**Written instruction**
Every line of the data must be copied exactly.

**Entries shown**
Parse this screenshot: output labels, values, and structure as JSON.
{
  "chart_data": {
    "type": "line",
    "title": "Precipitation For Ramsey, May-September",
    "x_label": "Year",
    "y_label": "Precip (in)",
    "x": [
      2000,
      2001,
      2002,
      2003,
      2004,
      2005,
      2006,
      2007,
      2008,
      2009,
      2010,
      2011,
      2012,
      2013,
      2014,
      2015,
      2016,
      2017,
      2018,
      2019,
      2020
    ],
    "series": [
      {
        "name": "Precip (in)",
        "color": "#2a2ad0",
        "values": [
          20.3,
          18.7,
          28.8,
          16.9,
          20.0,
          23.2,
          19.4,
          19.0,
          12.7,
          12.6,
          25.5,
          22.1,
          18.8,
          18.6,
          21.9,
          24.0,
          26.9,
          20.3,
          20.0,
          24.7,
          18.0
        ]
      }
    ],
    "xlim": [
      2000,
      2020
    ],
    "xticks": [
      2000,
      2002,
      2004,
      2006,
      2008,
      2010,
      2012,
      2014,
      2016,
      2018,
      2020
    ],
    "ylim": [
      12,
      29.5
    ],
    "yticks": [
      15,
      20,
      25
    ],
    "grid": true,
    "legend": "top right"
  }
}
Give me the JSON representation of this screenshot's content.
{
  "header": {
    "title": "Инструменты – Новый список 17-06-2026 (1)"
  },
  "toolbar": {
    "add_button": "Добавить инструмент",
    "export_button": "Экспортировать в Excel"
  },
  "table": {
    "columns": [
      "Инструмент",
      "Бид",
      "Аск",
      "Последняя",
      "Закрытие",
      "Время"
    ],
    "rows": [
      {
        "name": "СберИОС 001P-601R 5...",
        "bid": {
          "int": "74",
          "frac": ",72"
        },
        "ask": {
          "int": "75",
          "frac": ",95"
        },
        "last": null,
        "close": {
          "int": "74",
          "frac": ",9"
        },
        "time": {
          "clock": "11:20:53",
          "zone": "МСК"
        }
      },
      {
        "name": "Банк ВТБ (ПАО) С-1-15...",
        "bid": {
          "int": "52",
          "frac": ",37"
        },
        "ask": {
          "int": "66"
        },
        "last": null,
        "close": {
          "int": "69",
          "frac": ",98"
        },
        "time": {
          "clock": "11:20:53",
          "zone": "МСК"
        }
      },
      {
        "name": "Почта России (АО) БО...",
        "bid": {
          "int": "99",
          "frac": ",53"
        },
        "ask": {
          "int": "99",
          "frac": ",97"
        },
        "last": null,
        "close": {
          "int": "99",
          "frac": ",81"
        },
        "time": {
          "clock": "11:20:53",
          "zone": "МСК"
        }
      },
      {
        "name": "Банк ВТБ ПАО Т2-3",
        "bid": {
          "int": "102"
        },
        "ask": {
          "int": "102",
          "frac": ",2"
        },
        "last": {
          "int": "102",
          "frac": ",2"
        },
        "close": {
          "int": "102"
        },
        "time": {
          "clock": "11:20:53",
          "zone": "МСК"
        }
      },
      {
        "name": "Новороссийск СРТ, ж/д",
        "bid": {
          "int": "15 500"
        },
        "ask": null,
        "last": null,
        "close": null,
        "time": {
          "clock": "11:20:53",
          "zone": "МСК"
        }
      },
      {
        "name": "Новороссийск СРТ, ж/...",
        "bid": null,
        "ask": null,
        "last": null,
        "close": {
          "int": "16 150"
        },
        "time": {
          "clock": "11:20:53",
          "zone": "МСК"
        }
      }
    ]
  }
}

**Task answer**
Parse this screenshot: output labels, values, and structure as JSON.
{
  "chart_data": {
    "type": "line",
    "title": "Precipitation For Ramsey, May-September",
    "x_label": "Year",
    "y_label": "Precip (in)",
    "x": [
      2000,
      2001,
      2002,
      2003,
      2004,
      2005,
      2006,
      2007,
      2008,
      2009,
      2010,
      2011,
      2012,
      2013,
      2014,
      2015,
      2016,
      2017,
      2018,
      2019,
      2020
    ],
    "series": [
      {
        "name": "Precip (in)",
        "color": "#2a2ad0",
        "values": [
          20.3,
          18.7,
          28.8,
          16.9,
          20.0,
          23.2,
          19.4,
          19.0,
          12.7,
          12.6,
          25.5,
          22.1,
          18.8,
          18.6,
          21.9,
          24.0,
          26.9,
          20.3,
          20.0,
          24.7,
          18.0
        ]
      }
    ],
    "xlim": [
      2000,
      2020
    ],
    "xticks": [
      2000,
      2002,
      2004,
      2006,
      2008,
      2010,
      2012,
      2014,
      2016,
      2018,
      2020
    ],
    "ylim": [
      12,
      29.5
    ],
    "yticks": [
      15,
      20,
      25
    ],
    "grid": true,
    "legend": "top right"
  }
}
Give me the JSON representation of this screenshot's content.
{
  "header": {
    "title": "Инструменты – Новый список 17-06-2026 (1)"
  },
  "toolbar": {
    "add_button": "Добавить инструмент",
    "export_button": "Экспортировать в Excel"
  },
  "table": {
    "columns": [
      "Инструмент",
      "Бид",
      "Аск",
      "Последняя",
      "Закрытие",
      "Время"
    ],
    "rows": [
      {
        "name": "СберИОС 001P-601R 5...",
        "bid": {
          "int": "74",
          "frac": ",72"
        },
        "ask": {
          "int": "75",
          "frac": ",95"
        },
        "last": null,
        "close": {
          "int": "74",
          "frac": ",9"
        },
        "time": {
          "clock": "11:20:53",
          "zone": "МСК"
        }
      },
      {
        "name": "Банк ВТБ (ПАО) С-1-15...",
        "bid": {
          "int": "52",
          "frac": ",37"
        },
        "ask": {
          "int": "66"
        },
        "last": null,
        "close": {
          "int": "69",
          "frac": ",98"
        },
        "time": {
          "clock": "11:20:53",
          "zone": "МСК"
        }
      },
      {
        "name": "Почта России (АО) БО...",
        "bid": {
          "int": "99",
          "frac": ",53"
        },
        "ask": {
          "int": "99",
          "frac": ",97"
        },
        "last": null,
        "close": {
          "int": "99",
          "frac": ",81"
        },
        "time": {
          "clock": "11:20:53",
          "zone": "МСК"
        }
      },
      {
        "name": "Банк ВТБ ПАО Т2-3",
        "bid": {
          "int": "102"
        },
        "ask": {
          "int": "102",
          "frac": ",2"
        },
        "last": {
          "int": "102",
          "frac": ",2"
        },
        "close": {
          "int": "102"
        },
        "time": {
          "clock": "11:20:53",
          "zone": "МСК"
        }
      },
      {
        "name": "Новороссийск СРТ, ж/д",
        "bid": {
          "int": "15 500"
        },
        "ask": null,
        "last": null,
        "close": null,
        "time": {
          "clock": "11:20:53",
          "zone": "МСК"
        }
      },
      {
        "name": "Новороссийск СРТ, ж/...",
        "bid": null,
        "ask": null,
        "last": null,
        "close": {
          "int": "16 150"
        },
        "time": {
          "clock": "11:20:53",
          "zone": "МСК"
        }
      }
    ]
  }
}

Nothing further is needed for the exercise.